* [Information shown]:
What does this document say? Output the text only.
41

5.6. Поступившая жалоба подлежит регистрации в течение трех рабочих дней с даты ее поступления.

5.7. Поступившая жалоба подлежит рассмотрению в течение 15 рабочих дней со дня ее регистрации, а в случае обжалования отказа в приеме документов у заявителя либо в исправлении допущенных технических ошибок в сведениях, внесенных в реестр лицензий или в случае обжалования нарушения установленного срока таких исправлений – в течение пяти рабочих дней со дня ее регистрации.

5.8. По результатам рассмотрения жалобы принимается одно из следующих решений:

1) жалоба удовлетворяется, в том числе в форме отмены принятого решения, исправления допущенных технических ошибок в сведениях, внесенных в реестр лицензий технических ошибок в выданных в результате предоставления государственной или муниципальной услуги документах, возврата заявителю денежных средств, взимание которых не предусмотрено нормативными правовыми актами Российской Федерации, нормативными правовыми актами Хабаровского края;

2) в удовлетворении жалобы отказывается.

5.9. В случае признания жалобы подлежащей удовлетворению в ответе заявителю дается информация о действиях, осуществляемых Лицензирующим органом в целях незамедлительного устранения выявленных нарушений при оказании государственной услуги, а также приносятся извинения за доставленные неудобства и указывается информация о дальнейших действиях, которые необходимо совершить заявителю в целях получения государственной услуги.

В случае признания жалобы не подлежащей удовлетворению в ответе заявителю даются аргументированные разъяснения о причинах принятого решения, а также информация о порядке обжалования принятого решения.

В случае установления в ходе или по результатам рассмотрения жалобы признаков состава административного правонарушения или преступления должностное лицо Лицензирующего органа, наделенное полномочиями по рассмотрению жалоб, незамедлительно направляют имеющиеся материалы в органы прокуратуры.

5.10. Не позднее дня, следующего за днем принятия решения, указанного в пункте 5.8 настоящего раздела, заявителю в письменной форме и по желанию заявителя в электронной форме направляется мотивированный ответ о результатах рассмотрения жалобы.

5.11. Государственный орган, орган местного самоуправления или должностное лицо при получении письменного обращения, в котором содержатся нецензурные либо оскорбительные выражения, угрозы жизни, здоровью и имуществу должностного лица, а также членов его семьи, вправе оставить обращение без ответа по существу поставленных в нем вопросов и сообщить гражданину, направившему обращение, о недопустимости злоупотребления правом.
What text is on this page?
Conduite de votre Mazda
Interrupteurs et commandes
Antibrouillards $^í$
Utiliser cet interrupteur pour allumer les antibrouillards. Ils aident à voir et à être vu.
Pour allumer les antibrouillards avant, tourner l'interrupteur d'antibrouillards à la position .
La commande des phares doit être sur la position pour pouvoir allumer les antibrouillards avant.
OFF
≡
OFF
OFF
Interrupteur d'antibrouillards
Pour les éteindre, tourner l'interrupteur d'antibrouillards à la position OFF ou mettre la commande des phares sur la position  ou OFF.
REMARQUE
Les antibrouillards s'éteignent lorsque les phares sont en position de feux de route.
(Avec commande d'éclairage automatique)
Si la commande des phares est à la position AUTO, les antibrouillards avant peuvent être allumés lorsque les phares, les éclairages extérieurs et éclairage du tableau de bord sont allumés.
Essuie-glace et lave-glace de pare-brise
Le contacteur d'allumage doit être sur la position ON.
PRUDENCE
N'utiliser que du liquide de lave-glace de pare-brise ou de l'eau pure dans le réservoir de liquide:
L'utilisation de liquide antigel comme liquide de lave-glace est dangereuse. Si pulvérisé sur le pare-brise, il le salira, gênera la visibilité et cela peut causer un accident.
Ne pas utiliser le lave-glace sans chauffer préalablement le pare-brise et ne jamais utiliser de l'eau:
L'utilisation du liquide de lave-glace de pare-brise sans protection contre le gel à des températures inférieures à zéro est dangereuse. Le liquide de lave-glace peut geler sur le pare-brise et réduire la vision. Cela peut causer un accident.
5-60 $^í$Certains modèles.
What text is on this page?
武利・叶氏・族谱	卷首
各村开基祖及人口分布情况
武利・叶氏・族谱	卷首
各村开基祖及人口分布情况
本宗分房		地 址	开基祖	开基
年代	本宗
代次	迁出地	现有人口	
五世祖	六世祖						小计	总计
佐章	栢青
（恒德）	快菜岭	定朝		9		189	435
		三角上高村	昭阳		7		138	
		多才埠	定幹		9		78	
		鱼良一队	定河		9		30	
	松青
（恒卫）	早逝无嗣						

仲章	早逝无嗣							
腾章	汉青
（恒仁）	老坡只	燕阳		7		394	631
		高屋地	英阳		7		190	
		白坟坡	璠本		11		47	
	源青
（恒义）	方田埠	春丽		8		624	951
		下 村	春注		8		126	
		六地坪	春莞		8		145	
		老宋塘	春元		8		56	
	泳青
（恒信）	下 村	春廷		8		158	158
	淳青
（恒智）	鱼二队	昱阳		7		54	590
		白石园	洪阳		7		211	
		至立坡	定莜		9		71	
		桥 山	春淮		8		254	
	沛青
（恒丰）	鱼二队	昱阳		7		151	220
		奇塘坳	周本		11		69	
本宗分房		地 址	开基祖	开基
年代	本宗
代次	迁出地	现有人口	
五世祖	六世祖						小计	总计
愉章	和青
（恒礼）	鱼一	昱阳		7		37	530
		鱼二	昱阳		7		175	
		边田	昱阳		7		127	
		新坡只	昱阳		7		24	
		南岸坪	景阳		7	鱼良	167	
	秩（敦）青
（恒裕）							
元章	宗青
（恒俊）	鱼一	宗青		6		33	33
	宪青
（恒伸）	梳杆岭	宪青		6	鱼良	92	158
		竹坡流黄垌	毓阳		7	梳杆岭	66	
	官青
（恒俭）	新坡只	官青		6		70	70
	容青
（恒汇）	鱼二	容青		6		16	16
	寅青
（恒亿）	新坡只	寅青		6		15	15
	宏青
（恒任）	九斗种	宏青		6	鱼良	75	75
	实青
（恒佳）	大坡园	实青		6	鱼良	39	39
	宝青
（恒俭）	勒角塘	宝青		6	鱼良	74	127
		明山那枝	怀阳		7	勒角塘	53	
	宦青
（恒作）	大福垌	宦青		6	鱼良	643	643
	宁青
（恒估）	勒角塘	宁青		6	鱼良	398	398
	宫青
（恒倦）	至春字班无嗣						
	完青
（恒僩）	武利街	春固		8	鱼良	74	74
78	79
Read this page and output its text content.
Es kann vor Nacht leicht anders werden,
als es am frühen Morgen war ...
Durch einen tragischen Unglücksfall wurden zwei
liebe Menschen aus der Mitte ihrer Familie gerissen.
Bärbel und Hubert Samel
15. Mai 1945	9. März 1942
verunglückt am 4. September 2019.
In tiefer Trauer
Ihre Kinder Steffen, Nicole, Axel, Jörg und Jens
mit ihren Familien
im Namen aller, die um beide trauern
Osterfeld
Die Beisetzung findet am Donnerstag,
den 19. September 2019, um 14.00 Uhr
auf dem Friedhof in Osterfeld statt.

* [Task prompt]: Write down the full listing again, exactly.

* [Answer in full]:
What does this document say? Output the text only.
41

5.6. Поступившая жалоба подлежит регистрации в течение трех рабочих дней с даты ее поступления.

5.7. Поступившая жалоба подлежит рассмотрению в течение 15 рабочих дней со дня ее регистрации, а в случае обжалования отказа в приеме документов у заявителя либо в исправлении допущенных технических ошибок в сведениях, внесенных в реестр лицензий или в случае обжалования нарушения установленного срока таких исправлений – в течение пяти рабочих дней со дня ее регистрации.

5.8. По результатам рассмотрения жалобы принимается одно из следующих решений:

1) жалоба удовлетворяется, в том числе в форме отмены принятого решения, исправления допущенных технических ошибок в сведениях, внесенных в реестр лицензий технических ошибок в выданных в результате предоставления государственной или муниципальной услуги документах, возврата заявителю денежных средств, взимание которых не предусмотрено нормативными правовыми актами Российской Федерации, нормативными правовыми актами Хабаровского края;

2) в удовлетворении жалобы отказывается.

5.9. В случае признания жалобы подлежащей удовлетворению в ответе заявителю дается информация о действиях, осуществляемых Лицензирующим органом в целях незамедлительного устранения выявленных нарушений при оказании государственной услуги, а также приносятся извинения за доставленные неудобства и указывается информация о дальнейших действиях, которые необходимо совершить заявителю в целях получения государственной услуги.

В случае признания жалобы не подлежащей удовлетворению в ответе заявителю даются аргументированные разъяснения о причинах принятого решения, а также информация о порядке обжалования принятого решения.

В случае установления в ходе или по результатам рассмотрения жалобы признаков состава административного правонарушения или преступления должностное лицо Лицензирующего органа, наделенное полномочиями по рассмотрению жалоб, незамедлительно направляют имеющиеся материалы в органы прокуратуры.

5.10. Не позднее дня, следующего за днем принятия решения, указанного в пункте 5.8 настоящего раздела, заявителю в письменной форме и по желанию заявителя в электронной форме направляется мотивированный ответ о результатах рассмотрения жалобы.

5.11. Государственный орган, орган местного самоуправления или должностное лицо при получении письменного обращения, в котором содержатся нецензурные либо оскорбительные выражения, угрозы жизни, здоровью и имуществу должностного лица, а также членов его семьи, вправе оставить обращение без ответа по существу поставленных в нем вопросов и сообщить гражданину, направившему обращение, о недопустимости злоупотребления правом.
What text is on this page?
Conduite de votre Mazda
Interrupteurs et commandes
Antibrouillards $^í$
Utiliser cet interrupteur pour allumer les antibrouillards. Ils aident à voir et à être vu.
Pour allumer les antibrouillards avant, tourner l'interrupteur d'antibrouillards à la position .
La commande des phares doit être sur la position pour pouvoir allumer les antibrouillards avant.
OFF
≡
OFF
OFF
Interrupteur d'antibrouillards
Pour les éteindre, tourner l'interrupteur d'antibrouillards à la position OFF ou mettre la commande des phares sur la position  ou OFF.
REMARQUE
Les antibrouillards s'éteignent lorsque les phares sont en position de feux de route.
(Avec commande d'éclairage automatique)
Si la commande des phares est à la position AUTO, les antibrouillards avant peuvent être allumés lorsque les phares, les éclairages extérieurs et éclairage du tableau de bord sont allumés.
Essuie-glace et lave-glace de pare-brise
Le contacteur d'allumage doit être sur la position ON.
PRUDENCE
N'utiliser que du liquide de lave-glace de pare-brise ou de l'eau pure dans le réservoir de liquide:
L'utilisation de liquide antigel comme liquide de lave-glace est dangereuse. Si pulvérisé sur le pare-brise, il le salira, gênera la visibilité et cela peut causer un accident.
Ne pas utiliser le lave-glace sans chauffer préalablement le pare-brise et ne jamais utiliser de l'eau:
L'utilisation du liquide de lave-glace de pare-brise sans protection contre le gel à des températures inférieures à zéro est dangereuse. Le liquide de lave-glace peut geler sur le pare-brise et réduire la vision. Cela peut causer un accident.
5-60 $^í$Certains modèles.
What text is on this page?
武利・叶氏・族谱	卷首
各村开基祖及人口分布情况
武利・叶氏・族谱	卷首
各村开基祖及人口分布情况
本宗分房		地 址	开基祖	开基
年代	本宗
代次	迁出地	现有人口	
五世祖	六世祖						小计	总计
佐章	栢青
（恒德）	快菜岭	定朝		9		189	435
		三角上高村	昭阳		7		138	
		多才埠	定幹		9		78	
		鱼良一队	定河		9		30	
	松青
（恒卫）	早逝无嗣						

仲章	早逝无嗣							
腾章	汉青
（恒仁）	老坡只	燕阳		7		394	631
		高屋地	英阳		7		190	
		白坟坡	璠本		11		47	
	源青
（恒义）	方田埠	春丽		8		624	951
		下 村	春注		8		126	
		六地坪	春莞		8		145	
		老宋塘	春元		8		56	
	泳青
（恒信）	下 村	春廷		8		158	158
	淳青
（恒智）	鱼二队	昱阳		7		54	590
		白石园	洪阳		7		211	
		至立坡	定莜		9		71	
		桥 山	春淮		8		254	
	沛青
（恒丰）	鱼二队	昱阳		7		151	220
		奇塘坳	周本		11		69	
本宗分房		地 址	开基祖	开基
年代	本宗
代次	迁出地	现有人口	
五世祖	六世祖						小计	总计
愉章	和青
（恒礼）	鱼一	昱阳		7		37	530
		鱼二	昱阳		7		175	
		边田	昱阳		7		127	
		新坡只	昱阳		7		24	
		南岸坪	景阳		7	鱼良	167	
	秩（敦）青
（恒裕）							
元章	宗青
（恒俊）	鱼一	宗青		6		33	33
	宪青
（恒伸）	梳杆岭	宪青		6	鱼良	92	158
		竹坡流黄垌	毓阳		7	梳杆岭	66	
	官青
（恒俭）	新坡只	官青		6		70	70
	容青
（恒汇）	鱼二	容青		6		16	16
	寅青
（恒亿）	新坡只	寅青		6		15	15
	宏青
（恒任）	九斗种	宏青		6	鱼良	75	75
	实青
（恒佳）	大坡园	实青		6	鱼良	39	39
	宝青
（恒俭）	勒角塘	宝青		6	鱼良	74	127
		明山那枝	怀阳		7	勒角塘	53	
	宦青
（恒作）	大福垌	宦青		6	鱼良	643	643
	宁青
（恒估）	勒角塘	宁青		6	鱼良	398	398
	宫青
（恒倦）	至春字班无嗣						
	完青
（恒僩）	武利街	春固		8	鱼良	74	74
78	79
Read this page and output its text content.
Es kann vor Nacht leicht anders werden,
als es am frühen Morgen war ...
Durch einen tragischen Unglücksfall wurden zwei
liebe Menschen aus der Mitte ihrer Familie gerissen.
Bärbel und Hubert Samel
15. Mai 1945	9. März 1942
verunglückt am 4. September 2019.
In tiefer Trauer
Ihre Kinder Steffen, Nicole, Axel, Jörg und Jens
mit ihren Familien
im Namen aller, die um beide trauern
Osterfeld
Die Beisetzung findet am Donnerstag,
den 19. September 2019, um 14.00 Uhr
auf dem Friedhof in Osterfeld statt.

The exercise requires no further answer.